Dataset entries
━━━━━━━━━━━━━━━━━━━━
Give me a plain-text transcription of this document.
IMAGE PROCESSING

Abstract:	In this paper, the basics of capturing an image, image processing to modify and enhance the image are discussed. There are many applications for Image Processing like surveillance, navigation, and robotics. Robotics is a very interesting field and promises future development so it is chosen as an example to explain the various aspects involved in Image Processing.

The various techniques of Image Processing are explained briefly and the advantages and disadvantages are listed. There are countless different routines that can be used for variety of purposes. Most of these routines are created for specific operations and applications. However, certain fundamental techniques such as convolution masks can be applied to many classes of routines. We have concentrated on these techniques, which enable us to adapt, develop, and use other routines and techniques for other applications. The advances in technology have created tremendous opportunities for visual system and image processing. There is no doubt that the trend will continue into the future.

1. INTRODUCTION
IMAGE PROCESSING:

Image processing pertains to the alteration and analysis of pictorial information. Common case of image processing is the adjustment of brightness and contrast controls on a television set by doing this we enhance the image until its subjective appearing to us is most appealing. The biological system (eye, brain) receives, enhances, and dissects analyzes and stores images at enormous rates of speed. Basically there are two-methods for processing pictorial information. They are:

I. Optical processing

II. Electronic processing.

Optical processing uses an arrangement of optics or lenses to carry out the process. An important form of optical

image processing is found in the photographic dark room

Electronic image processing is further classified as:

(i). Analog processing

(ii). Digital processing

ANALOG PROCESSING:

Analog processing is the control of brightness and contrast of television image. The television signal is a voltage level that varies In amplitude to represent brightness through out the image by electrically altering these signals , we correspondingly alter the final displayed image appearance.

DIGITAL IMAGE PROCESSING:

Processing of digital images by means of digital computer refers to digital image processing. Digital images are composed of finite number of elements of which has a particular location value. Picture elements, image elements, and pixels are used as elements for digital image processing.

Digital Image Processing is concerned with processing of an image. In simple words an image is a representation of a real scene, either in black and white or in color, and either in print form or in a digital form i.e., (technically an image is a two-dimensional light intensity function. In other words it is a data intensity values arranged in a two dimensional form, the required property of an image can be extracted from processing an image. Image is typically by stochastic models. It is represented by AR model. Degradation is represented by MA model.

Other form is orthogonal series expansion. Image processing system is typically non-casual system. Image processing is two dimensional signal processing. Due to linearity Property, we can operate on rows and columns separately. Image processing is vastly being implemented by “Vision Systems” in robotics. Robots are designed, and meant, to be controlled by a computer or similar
━━━━━━━━━━━━━━━━━━━━
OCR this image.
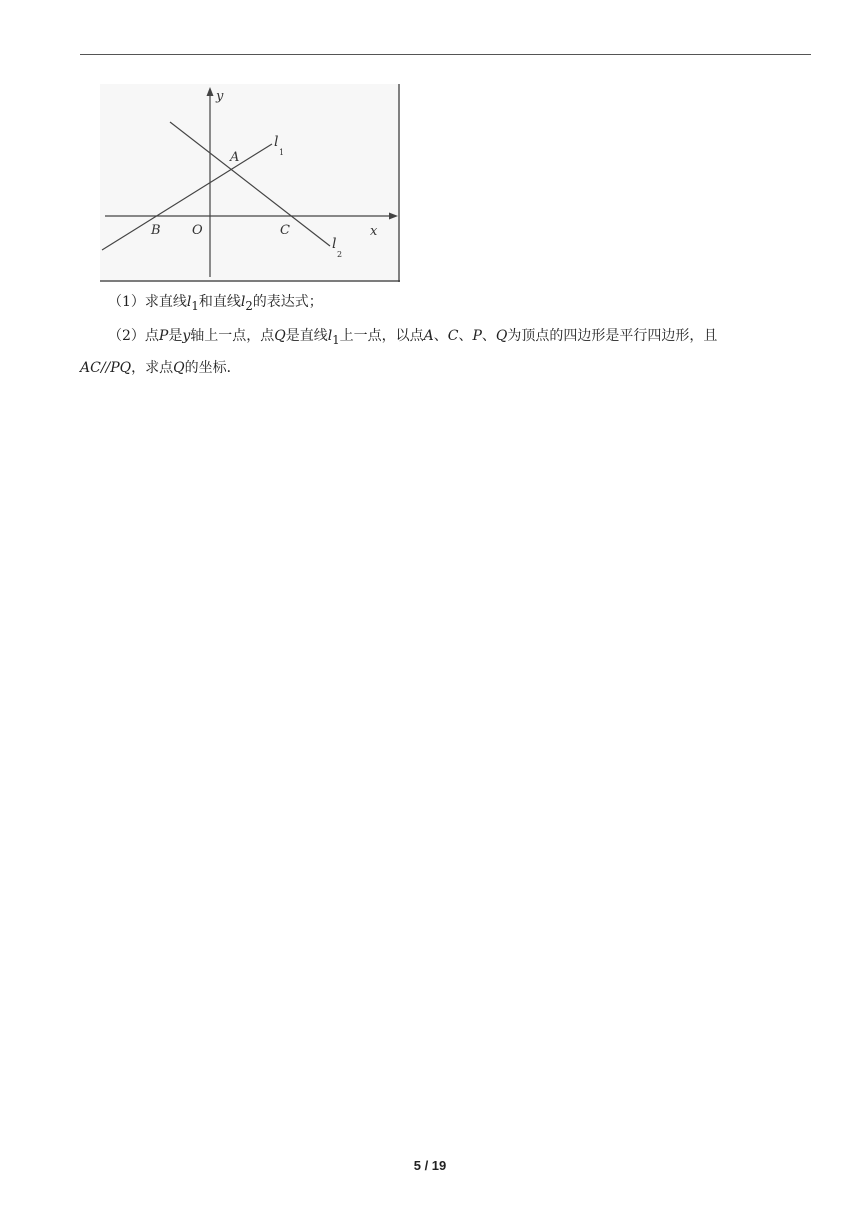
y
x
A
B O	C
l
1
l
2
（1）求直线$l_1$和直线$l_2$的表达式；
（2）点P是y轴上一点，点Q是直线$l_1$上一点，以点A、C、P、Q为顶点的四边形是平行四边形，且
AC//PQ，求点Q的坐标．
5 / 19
━━━━━━━━━━━━━━━━━━━━
- [Stated goal]: Using the listing above, list every line in which the string "Electronic" occurs.

- [Solution to the exercise]:
II. Electronic processing.
Electronic image processing is further classified as:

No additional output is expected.